▸ **EXERCISE DESCRIPTION**
Give the records back in full, exactly as they read.

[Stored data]
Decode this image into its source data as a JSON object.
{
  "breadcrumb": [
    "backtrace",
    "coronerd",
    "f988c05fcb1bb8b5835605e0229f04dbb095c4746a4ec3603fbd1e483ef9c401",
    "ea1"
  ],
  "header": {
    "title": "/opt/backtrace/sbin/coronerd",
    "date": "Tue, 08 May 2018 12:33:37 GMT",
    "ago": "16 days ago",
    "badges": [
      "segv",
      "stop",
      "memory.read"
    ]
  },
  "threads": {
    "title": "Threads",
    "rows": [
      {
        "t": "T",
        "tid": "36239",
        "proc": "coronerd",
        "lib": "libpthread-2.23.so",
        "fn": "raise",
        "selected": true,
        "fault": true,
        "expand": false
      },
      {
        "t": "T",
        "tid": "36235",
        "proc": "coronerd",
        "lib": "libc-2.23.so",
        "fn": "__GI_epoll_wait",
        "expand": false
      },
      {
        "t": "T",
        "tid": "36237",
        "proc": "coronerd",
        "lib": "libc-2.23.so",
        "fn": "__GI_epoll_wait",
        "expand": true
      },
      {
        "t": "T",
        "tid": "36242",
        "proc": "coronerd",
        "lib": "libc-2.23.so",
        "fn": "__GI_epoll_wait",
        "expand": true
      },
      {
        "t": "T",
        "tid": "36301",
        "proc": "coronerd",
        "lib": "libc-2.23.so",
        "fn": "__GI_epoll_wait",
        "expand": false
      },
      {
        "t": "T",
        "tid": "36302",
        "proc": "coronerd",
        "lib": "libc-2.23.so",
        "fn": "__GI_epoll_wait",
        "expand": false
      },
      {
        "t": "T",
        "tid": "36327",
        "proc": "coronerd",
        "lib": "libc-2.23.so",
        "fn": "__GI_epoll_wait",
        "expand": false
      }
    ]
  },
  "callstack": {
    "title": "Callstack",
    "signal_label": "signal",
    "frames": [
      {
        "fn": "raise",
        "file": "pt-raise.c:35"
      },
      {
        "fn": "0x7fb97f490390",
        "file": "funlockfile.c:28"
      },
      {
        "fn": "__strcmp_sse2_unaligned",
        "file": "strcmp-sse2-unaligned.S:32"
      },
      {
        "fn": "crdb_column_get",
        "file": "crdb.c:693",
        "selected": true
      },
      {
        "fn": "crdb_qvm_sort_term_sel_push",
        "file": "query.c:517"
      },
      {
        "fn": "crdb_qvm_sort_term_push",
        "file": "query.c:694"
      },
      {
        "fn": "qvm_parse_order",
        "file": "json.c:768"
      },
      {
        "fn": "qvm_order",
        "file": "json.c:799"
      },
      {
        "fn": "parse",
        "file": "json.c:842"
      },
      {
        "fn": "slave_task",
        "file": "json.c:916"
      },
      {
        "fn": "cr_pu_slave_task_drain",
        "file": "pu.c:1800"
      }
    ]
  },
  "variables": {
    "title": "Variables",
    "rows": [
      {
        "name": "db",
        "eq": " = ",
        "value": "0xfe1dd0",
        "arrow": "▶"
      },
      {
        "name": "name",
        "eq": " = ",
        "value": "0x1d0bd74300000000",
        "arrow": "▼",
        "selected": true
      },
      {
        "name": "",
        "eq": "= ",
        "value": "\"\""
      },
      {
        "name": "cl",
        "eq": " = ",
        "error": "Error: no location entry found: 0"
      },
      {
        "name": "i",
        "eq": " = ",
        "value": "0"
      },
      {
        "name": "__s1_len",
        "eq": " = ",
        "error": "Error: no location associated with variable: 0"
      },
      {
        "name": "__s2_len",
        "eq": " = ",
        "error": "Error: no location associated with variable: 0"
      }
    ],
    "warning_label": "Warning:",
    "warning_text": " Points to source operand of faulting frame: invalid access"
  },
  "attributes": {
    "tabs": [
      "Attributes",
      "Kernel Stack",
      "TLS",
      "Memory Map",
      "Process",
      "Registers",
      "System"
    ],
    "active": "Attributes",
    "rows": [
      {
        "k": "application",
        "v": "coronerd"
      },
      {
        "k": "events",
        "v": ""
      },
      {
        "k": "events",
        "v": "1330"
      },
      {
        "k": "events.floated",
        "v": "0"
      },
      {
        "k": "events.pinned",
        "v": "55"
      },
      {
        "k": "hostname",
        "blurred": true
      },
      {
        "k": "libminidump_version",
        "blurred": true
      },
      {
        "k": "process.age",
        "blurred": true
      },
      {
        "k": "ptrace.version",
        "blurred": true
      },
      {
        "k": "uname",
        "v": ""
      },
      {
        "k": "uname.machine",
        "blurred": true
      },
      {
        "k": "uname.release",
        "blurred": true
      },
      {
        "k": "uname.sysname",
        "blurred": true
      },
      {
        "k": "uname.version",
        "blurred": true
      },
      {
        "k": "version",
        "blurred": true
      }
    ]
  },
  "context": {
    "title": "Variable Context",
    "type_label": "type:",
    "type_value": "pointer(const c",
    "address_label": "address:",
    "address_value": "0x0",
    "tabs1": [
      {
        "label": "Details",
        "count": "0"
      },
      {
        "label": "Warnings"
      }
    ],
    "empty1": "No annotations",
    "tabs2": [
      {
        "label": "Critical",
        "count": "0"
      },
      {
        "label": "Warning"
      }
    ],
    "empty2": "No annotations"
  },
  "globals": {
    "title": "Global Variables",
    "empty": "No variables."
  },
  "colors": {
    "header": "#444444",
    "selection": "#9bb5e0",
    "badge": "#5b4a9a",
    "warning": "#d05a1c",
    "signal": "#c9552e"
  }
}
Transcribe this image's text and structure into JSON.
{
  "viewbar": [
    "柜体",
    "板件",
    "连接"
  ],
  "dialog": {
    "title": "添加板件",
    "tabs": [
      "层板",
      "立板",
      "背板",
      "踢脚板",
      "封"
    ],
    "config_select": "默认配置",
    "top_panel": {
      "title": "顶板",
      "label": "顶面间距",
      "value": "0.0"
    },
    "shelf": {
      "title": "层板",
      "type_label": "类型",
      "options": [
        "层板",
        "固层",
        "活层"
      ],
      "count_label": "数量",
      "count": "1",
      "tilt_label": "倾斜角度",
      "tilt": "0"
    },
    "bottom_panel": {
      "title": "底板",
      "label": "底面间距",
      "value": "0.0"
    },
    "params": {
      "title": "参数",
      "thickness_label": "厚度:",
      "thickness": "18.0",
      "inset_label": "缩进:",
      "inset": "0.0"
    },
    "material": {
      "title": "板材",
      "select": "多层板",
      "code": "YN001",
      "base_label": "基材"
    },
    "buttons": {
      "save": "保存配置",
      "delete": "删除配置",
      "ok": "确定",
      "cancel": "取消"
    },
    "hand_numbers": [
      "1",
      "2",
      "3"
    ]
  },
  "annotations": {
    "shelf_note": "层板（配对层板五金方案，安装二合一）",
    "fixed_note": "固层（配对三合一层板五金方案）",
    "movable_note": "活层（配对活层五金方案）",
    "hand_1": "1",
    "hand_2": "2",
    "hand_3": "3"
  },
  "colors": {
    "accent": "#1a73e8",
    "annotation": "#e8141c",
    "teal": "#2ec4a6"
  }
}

▸ **RESULT OF THIS TASK**
Decode this image into its source data as a JSON object.
{
  "breadcrumb": [
    "backtrace",
    "coronerd",
    "f988c05fcb1bb8b5835605e0229f04dbb095c4746a4ec3603fbd1e483ef9c401",
    "ea1"
  ],
  "header": {
    "title": "/opt/backtrace/sbin/coronerd",
    "date": "Tue, 08 May 2018 12:33:37 GMT",
    "ago": "16 days ago",
    "badges": [
      "segv",
      "stop",
      "memory.read"
    ]
  },
  "threads": {
    "title": "Threads",
    "rows": [
      {
        "t": "T",
        "tid": "36239",
        "proc": "coronerd",
        "lib": "libpthread-2.23.so",
        "fn": "raise",
        "selected": true,
        "fault": true,
        "expand": false
      },
      {
        "t": "T",
        "tid": "36235",
        "proc": "coronerd",
        "lib": "libc-2.23.so",
        "fn": "__GI_epoll_wait",
        "expand": false
      },
      {
        "t": "T",
        "tid": "36237",
        "proc": "coronerd",
        "lib": "libc-2.23.so",
        "fn": "__GI_epoll_wait",
        "expand": true
      },
      {
        "t": "T",
        "tid": "36242",
        "proc": "coronerd",
        "lib": "libc-2.23.so",
        "fn": "__GI_epoll_wait",
        "expand": true
      },
      {
        "t": "T",
        "tid": "36301",
        "proc": "coronerd",
        "lib": "libc-2.23.so",
        "fn": "__GI_epoll_wait",
        "expand": false
      },
      {
        "t": "T",
        "tid": "36302",
        "proc": "coronerd",
        "lib": "libc-2.23.so",
        "fn": "__GI_epoll_wait",
        "expand": false
      },
      {
        "t": "T",
        "tid": "36327",
        "proc": "coronerd",
        "lib": "libc-2.23.so",
        "fn": "__GI_epoll_wait",
        "expand": false
      }
    ]
  },
  "callstack": {
    "title": "Callstack",
    "signal_label": "signal",
    "frames": [
      {
        "fn": "raise",
        "file": "pt-raise.c:35"
      },
      {
        "fn": "0x7fb97f490390",
        "file": "funlockfile.c:28"
      },
      {
        "fn": "__strcmp_sse2_unaligned",
        "file": "strcmp-sse2-unaligned.S:32"
      },
      {
        "fn": "crdb_column_get",
        "file": "crdb.c:693",
        "selected": true
      },
      {
        "fn": "crdb_qvm_sort_term_sel_push",
        "file": "query.c:517"
      },
      {
        "fn": "crdb_qvm_sort_term_push",
        "file": "query.c:694"
      },
      {
        "fn": "qvm_parse_order",
        "file": "json.c:768"
      },
      {
        "fn": "qvm_order",
        "file": "json.c:799"
      },
      {
        "fn": "parse",
        "file": "json.c:842"
      },
      {
        "fn": "slave_task",
        "file": "json.c:916"
      },
      {
        "fn": "cr_pu_slave_task_drain",
        "file": "pu.c:1800"
      }
    ]
  },
  "variables": {
    "title": "Variables",
    "rows": [
      {
        "name": "db",
        "eq": " = ",
        "value": "0xfe1dd0",
        "arrow": "▶"
      },
      {
        "name": "name",
        "eq": " = ",
        "value": "0x1d0bd74300000000",
        "arrow": "▼",
        "selected": true
      },
      {
        "name": "",
        "eq": "= ",
        "value": "\"\""
      },
      {
        "name": "cl",
        "eq": " = ",
        "error": "Error: no location entry found: 0"
      },
      {
        "name": "i",
        "eq": " = ",
        "value": "0"
      },
      {
        "name": "__s1_len",
        "eq": " = ",
        "error": "Error: no location associated with variable: 0"
      },
      {
        "name": "__s2_len",
        "eq": " = ",
        "error": "Error: no location associated with variable: 0"
      }
    ],
    "warning_label": "Warning:",
    "warning_text": " Points to source operand of faulting frame: invalid access"
  },
  "attributes": {
    "tabs": [
      "Attributes",
      "Kernel Stack",
      "TLS",
      "Memory Map",
      "Process",
      "Registers",
      "System"
    ],
    "active": "Attributes",
    "rows": [
      {
        "k": "application",
        "v": "coronerd"
      },
      {
        "k": "events",
        "v": ""
      },
      {
        "k": "events",
        "v": "1330"
      },
      {
        "k": "events.floated",
        "v": "0"
      },
      {
        "k": "events.pinned",
        "v": "55"
      },
      {
        "k": "hostname",
        "blurred": true
      },
      {
        "k": "libminidump_version",
        "blurred": true
      },
      {
        "k": "process.age",
        "blurred": true
      },
      {
        "k": "ptrace.version",
        "blurred": true
      },
      {
        "k": "uname",
        "v": ""
      },
      {
        "k": "uname.machine",
        "blurred": true
      },
      {
        "k": "uname.release",
        "blurred": true
      },
      {
        "k": "uname.sysname",
        "blurred": true
      },
      {
        "k": "uname.version",
        "blurred": true
      },
      {
        "k": "version",
        "blurred": true
      }
    ]
  },
  "context": {
    "title": "Variable Context",
    "type_label": "type:",
    "type_value": "pointer(const c",
    "address_label": "address:",
    "address_value": "0x0",
    "tabs1": [
      {
        "label": "Details",
        "count": "0"
      },
      {
        "label": "Warnings"
      }
    ],
    "empty1": "No annotations",
    "tabs2": [
      {
        "label": "Critical",
        "count": "0"
      },
      {
        "label": "Warning"
      }
    ],
    "empty2": "No annotations"
  },
  "globals": {
    "title": "Global Variables",
    "empty": "No variables."
  },
  "colors": {
    "header": "#444444",
    "selection": "#9bb5e0",
    "badge": "#5b4a9a",
    "warning": "#d05a1c",
    "signal": "#c9552e"
  }
}
Transcribe this image's text and structure into JSON.
{
  "viewbar": [
    "柜体",
    "板件",
    "连接"
  ],
  "dialog": {
    "title": "添加板件",
    "tabs": [
      "层板",
      "立板",
      "背板",
      "踢脚板",
      "封"
    ],
    "config_select": "默认配置",
    "top_panel": {
      "title": "顶板",
      "label": "顶面间距",
      "value": "0.0"
    },
    "shelf": {
      "title": "层板",
      "type_label": "类型",
      "options": [
        "层板",
        "固层",
        "活层"
      ],
      "count_label": "数量",
      "count": "1",
      "tilt_label": "倾斜角度",
      "tilt": "0"
    },
    "bottom_panel": {
      "title": "底板",
      "label": "底面间距",
      "value": "0.0"
    },
    "params": {
      "title": "参数",
      "thickness_label": "厚度:",
      "thickness": "18.0",
      "inset_label": "缩进:",
      "inset": "0.0"
    },
    "material": {
      "title": "板材",
      "select": "多层板",
      "code": "YN001",
      "base_label": "基材"
    },
    "buttons": {
      "save": "保存配置",
      "delete": "删除配置",
      "ok": "确定",
      "cancel": "取消"
    },
    "hand_numbers": [
      "1",
      "2",
      "3"
    ]
  },
  "annotations": {
    "shelf_note": "层板（配对层板五金方案，安装二合一）",
    "fixed_note": "固层（配对三合一层板五金方案）",
    "movable_note": "活层（配对活层五金方案）",
    "hand_1": "1",
    "hand_2": "2",
    "hand_3": "3"
  },
  "colors": {
    "accent": "#1a73e8",
    "annotation": "#e8141c",
    "teal": "#2ec4a6"
  }
}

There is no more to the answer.